> **Stored records**:
=======
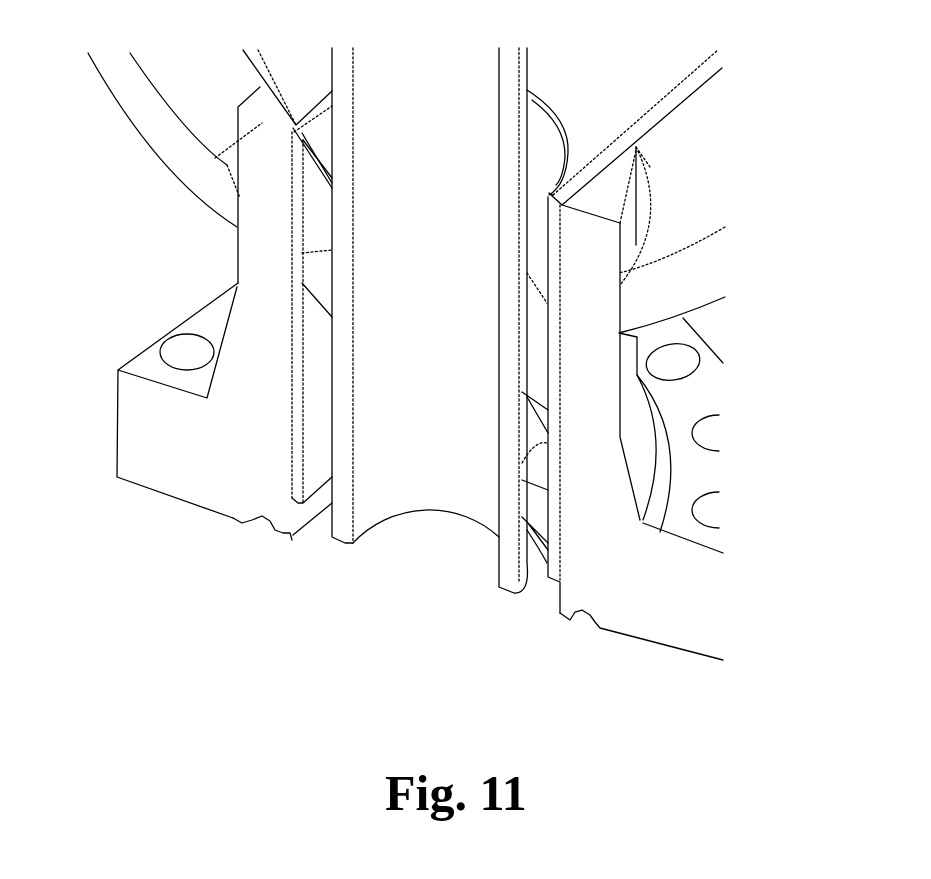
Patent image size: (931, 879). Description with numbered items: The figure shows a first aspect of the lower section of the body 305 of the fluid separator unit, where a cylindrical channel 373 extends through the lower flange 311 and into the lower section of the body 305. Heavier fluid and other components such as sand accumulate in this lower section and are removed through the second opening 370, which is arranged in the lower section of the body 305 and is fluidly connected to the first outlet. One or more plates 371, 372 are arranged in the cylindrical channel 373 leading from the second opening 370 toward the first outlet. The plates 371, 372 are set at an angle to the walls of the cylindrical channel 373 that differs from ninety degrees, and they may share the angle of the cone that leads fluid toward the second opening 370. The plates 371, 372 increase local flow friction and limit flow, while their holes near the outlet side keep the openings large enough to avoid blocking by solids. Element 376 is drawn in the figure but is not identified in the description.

The body 305 is at (140, 107).
The second opening 370 is at (543, 160).
The plate 371 is at (325, 145).
The plate 372 is at (323, 273).
The cylindrical channel 373 is at (323, 438).
The side block 376 is at (553, 587).
The lower flange 311 is at (702, 595).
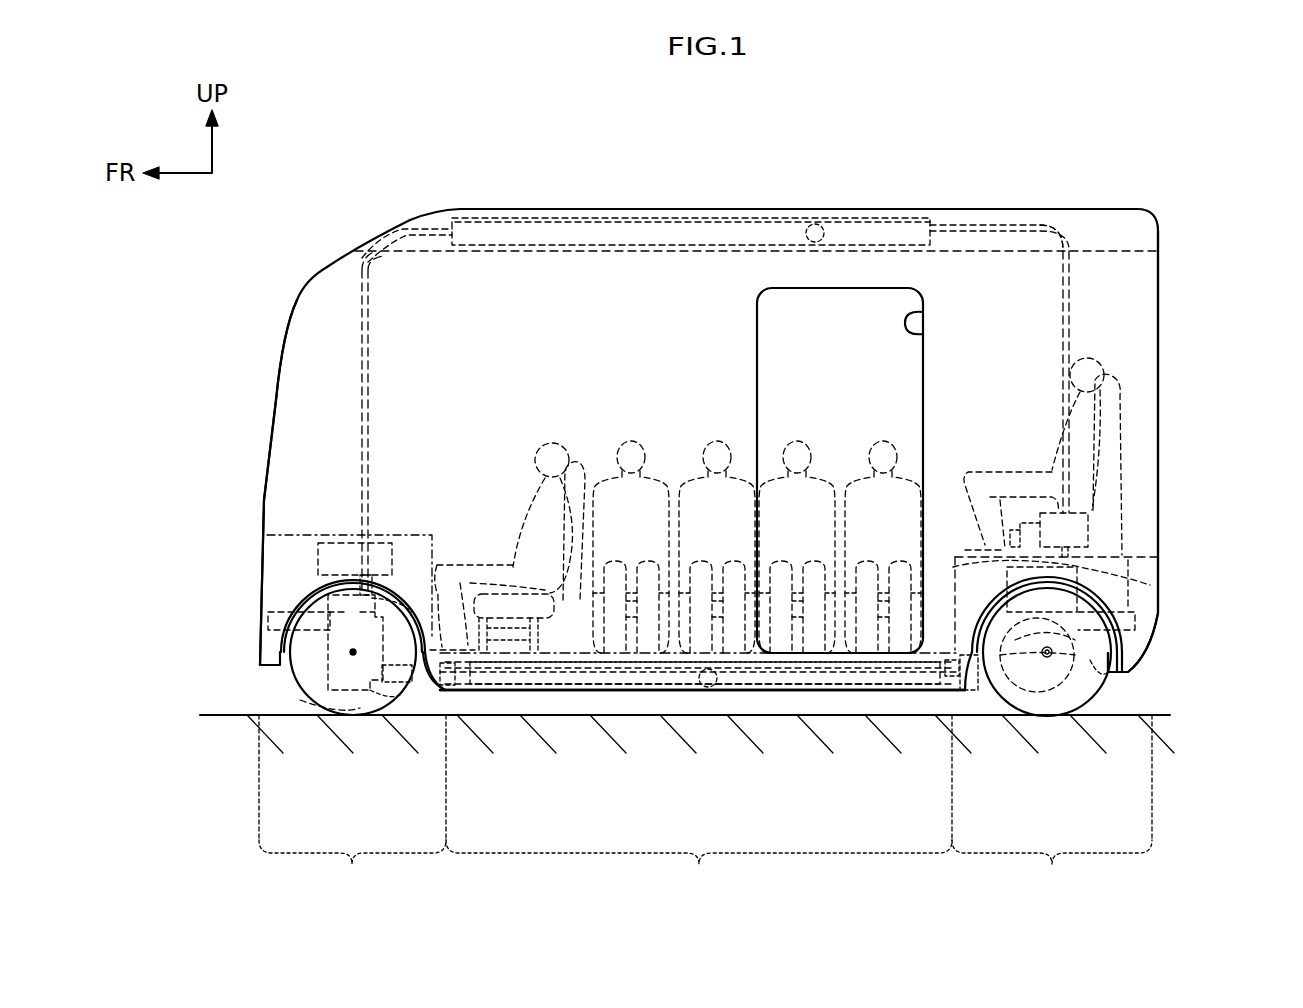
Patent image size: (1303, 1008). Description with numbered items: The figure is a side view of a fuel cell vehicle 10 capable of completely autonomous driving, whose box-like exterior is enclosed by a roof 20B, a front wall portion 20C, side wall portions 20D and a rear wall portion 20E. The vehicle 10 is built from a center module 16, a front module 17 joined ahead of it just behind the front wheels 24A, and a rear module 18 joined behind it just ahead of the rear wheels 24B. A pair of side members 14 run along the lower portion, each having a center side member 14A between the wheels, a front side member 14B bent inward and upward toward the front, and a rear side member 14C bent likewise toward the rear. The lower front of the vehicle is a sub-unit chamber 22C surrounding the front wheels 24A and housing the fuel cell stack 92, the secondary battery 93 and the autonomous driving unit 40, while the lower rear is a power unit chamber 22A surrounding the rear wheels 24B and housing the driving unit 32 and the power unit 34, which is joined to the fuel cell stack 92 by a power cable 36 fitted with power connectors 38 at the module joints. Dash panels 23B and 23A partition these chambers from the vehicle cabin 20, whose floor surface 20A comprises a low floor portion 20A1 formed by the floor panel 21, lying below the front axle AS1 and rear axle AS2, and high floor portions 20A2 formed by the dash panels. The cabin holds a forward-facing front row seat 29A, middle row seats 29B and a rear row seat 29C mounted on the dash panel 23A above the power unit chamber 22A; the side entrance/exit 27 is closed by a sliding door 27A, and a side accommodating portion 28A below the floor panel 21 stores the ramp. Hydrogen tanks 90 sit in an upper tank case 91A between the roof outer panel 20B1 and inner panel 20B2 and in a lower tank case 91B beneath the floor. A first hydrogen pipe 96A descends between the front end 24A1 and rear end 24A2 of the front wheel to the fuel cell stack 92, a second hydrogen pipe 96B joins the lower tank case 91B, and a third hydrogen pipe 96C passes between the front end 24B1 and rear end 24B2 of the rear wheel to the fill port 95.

The vehicle 10 is at (945, 158).
The side member 14 is at (430, 700).
The center side member 14A is at (615, 692).
The front side member 14B is at (320, 545).
The rear side member 14C is at (1100, 680).
The center module 16 is at (699, 867).
The front module 17 is at (352, 807).
The rear module 18 is at (1052, 804).
The vehicle cabin 20 is at (1117, 283).
The floor surface 20A is at (578, 643).
The low floor portion 20A1 is at (513, 650).
The high floor portion 20A2 is at (1105, 545).
The roof 20B is at (650, 208).
The outer panel 20B1 is at (590, 208).
The inner panel 20B2 is at (648, 268).
The front wall portion 20C is at (268, 480).
The side wall portion 20D is at (985, 275).
The rear wall portion 20E is at (1158, 318).
The floor panel 21 is at (550, 692).
The power unit chamber 22A is at (1150, 620).
The sub-unit chamber 22C is at (278, 553).
The dash panel 23A is at (1125, 560).
The dash panel 23B is at (270, 538).
The front wheel 24A is at (307, 680).
The front end of front wheel 24A1 is at (285, 638).
The rear end of front wheel 24A2 is at (420, 620).
The rear wheel 24B is at (995, 690).
The front end of rear wheel 24B1 is at (968, 692).
The rear end of rear wheel 24B2 is at (1080, 692).
The side entrance/exit 27 is at (920, 332).
The sliding door 27A is at (885, 375).
The side accommodating portion 28A is at (833, 692).
The front row seat 29A is at (572, 462).
The middle row seat 29B is at (688, 455).
The rear row seat 29C is at (1097, 390).
The driving unit 32 is at (1045, 685).
The power unit 34 is at (1108, 597).
The power cable 36 is at (878, 660).
The power connector 38 is at (452, 682).
The autonomous driving unit 40 is at (398, 545).
The hydrogen tank 90 is at (812, 225).
The upper tank case 91A is at (860, 220).
The lower tank case 91B is at (758, 692).
The fuel cell stack 92 is at (345, 700).
The secondary battery 93 is at (400, 590).
The fill port 95 is at (1040, 513).
The first hydrogen pipe 96A is at (400, 225).
The second hydrogen pipe 96B is at (395, 690).
The third hydrogen pipe 96C is at (1078, 237).
The axle of front wheels AS1 is at (353, 655).
The axle of rear wheels AS2 is at (1040, 648).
=======
> **Do this**: Write out the records above again word for word, starting at the very beginning and ending with the line that contains "The lower flange 311 is at (702, 595).". Leave the pictures out of your answer.

> **Full solution**:
Patent image size: (931, 879). Description with numbered items: The figure shows a first aspect of the lower section of the body 305 of the fluid separator unit, where a cylindrical channel 373 extends through the lower flange 311 and into the lower section of the body 305. Heavier fluid and other components such as sand accumulate in this lower section and are removed through the second opening 370, which is arranged in the lower section of the body 305 and is fluidly connected to the first outlet. One or more plates 371, 372 are arranged in the cylindrical channel 373 leading from the second opening 370 toward the first outlet. The plates 371, 372 are set at an angle to the walls of the cylindrical channel 373 that differs from ninety degrees, and they may share the angle of the cone that leads fluid toward the second opening 370. The plates 371, 372 increase local flow friction and limit flow, while their holes near the outlet side keep the openings large enough to avoid blocking by solids. Element 376 is drawn in the figure but is not identified in the description.

The body 305 is at (140, 107).
The second opening 370 is at (543, 160).
The plate 371 is at (325, 145).
The plate 372 is at (323, 273).
The cylindrical channel 373 is at (323, 438).
The side block 376 is at (553, 587).
The lower flange 311 is at (702, 595).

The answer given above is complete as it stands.